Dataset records
[START]
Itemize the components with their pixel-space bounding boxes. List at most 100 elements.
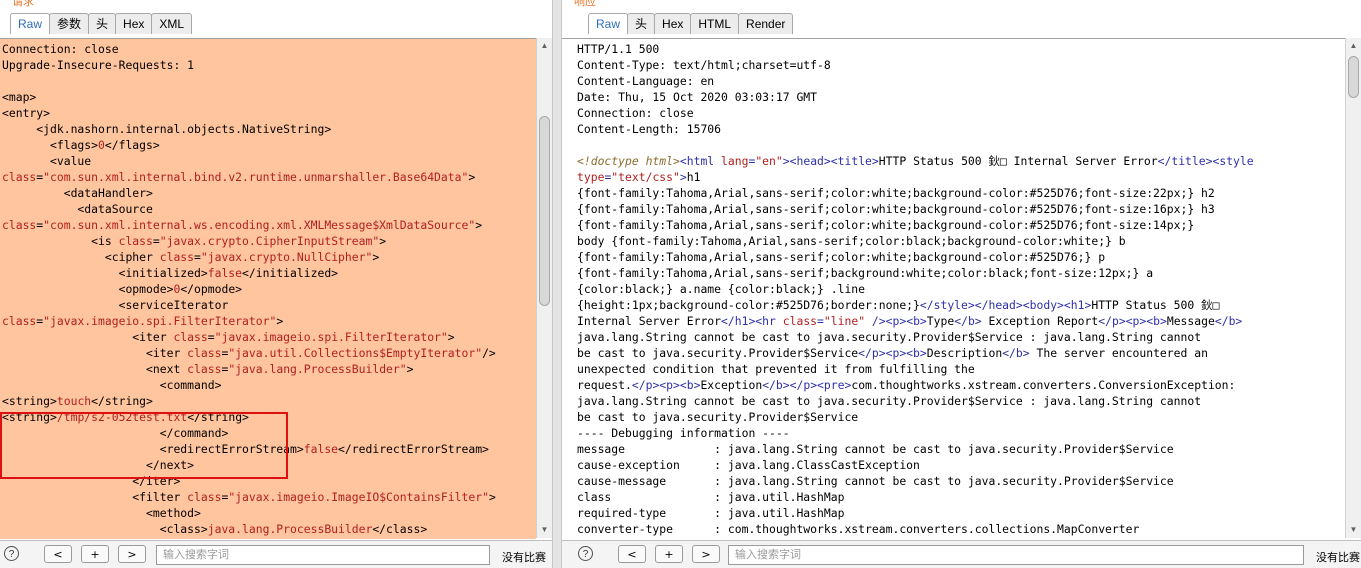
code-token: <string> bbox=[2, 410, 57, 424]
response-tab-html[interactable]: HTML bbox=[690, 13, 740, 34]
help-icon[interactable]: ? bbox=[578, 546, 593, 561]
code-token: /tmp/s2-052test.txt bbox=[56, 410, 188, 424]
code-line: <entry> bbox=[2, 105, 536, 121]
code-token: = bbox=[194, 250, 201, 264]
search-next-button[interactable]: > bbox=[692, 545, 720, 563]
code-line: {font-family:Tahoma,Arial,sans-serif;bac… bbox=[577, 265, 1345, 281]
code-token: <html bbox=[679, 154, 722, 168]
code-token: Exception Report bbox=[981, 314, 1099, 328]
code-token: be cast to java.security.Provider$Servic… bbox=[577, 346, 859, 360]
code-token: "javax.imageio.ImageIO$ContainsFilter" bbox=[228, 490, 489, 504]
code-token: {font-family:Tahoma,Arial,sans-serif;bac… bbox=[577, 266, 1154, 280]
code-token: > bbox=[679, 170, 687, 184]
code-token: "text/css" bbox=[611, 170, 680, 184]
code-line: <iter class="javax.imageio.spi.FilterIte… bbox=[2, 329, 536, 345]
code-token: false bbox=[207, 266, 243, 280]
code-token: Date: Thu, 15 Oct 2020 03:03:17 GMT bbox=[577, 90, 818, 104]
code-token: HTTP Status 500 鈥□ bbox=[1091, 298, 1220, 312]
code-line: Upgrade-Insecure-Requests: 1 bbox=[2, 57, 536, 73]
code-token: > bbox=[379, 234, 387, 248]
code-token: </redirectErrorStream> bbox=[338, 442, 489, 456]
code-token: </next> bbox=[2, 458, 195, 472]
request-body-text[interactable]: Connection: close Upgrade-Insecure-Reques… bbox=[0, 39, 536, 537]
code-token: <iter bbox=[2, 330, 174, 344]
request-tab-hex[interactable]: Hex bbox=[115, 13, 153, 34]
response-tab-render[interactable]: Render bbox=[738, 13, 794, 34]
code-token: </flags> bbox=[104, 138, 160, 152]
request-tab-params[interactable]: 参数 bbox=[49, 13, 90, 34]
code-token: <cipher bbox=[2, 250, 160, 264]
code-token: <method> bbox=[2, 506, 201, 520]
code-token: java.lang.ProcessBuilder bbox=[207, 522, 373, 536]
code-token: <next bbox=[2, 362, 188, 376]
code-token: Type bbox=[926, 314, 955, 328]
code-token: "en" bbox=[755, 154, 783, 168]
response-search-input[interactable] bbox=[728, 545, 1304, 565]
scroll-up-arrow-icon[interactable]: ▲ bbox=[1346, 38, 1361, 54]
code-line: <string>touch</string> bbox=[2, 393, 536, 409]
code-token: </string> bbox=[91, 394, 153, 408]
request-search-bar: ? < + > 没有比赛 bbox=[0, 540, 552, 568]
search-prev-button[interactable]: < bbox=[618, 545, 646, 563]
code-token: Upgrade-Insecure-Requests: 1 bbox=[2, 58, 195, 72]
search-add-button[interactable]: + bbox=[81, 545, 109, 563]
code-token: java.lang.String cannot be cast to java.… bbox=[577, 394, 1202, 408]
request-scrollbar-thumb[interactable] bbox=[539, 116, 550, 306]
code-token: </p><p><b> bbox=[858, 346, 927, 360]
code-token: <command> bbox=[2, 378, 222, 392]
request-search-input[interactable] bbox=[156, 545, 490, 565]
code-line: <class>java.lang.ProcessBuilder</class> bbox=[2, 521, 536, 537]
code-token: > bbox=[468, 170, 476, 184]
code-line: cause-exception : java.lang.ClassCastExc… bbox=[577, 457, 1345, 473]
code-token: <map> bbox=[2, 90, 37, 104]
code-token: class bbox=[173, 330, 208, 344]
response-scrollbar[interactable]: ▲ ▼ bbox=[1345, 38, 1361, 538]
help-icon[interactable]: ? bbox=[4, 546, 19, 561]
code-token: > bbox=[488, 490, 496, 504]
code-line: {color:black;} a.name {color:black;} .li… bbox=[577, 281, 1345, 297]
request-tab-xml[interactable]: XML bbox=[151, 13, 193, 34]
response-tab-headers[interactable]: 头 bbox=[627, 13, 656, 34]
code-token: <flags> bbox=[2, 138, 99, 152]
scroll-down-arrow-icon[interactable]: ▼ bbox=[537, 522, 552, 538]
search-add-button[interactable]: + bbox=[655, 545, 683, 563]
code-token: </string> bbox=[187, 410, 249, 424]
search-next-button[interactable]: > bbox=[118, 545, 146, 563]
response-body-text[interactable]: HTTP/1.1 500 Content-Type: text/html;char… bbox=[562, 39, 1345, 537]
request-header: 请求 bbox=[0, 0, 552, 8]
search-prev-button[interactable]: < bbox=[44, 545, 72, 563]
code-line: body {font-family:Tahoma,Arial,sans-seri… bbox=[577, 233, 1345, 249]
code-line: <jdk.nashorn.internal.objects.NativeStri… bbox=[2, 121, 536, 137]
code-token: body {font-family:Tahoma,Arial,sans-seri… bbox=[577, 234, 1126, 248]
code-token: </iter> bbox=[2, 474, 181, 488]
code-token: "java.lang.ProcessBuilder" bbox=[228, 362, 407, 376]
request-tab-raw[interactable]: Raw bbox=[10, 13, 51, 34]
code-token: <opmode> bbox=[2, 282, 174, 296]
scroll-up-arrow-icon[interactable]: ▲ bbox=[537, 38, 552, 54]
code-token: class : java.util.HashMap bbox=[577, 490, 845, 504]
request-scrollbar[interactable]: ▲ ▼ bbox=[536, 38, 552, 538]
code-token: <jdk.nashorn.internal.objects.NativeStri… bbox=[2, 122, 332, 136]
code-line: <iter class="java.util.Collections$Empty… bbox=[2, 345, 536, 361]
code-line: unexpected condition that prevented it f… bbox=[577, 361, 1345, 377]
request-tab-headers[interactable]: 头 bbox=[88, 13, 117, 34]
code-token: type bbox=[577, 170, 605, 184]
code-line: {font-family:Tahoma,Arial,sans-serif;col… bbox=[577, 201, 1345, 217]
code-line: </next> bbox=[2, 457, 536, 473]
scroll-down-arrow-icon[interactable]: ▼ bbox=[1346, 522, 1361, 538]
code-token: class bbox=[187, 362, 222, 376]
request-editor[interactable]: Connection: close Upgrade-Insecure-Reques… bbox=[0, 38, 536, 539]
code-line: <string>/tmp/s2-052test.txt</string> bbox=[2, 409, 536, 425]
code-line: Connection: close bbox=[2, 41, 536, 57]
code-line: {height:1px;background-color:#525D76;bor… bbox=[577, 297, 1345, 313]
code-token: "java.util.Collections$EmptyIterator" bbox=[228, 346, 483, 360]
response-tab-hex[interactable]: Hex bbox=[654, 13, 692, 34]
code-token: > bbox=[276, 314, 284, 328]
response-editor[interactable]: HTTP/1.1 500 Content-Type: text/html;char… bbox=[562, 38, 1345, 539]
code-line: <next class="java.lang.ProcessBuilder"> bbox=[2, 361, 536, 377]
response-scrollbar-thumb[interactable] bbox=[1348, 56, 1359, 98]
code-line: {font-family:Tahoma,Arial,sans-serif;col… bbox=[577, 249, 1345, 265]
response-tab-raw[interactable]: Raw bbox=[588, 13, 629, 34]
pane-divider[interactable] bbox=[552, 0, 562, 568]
[END]
* OBJECTIVE: Please count the lines of the material above that contain the string "ProcessBuilder", where case counts, and reply with the number alone.

* WRITTEN RESPONSE: 4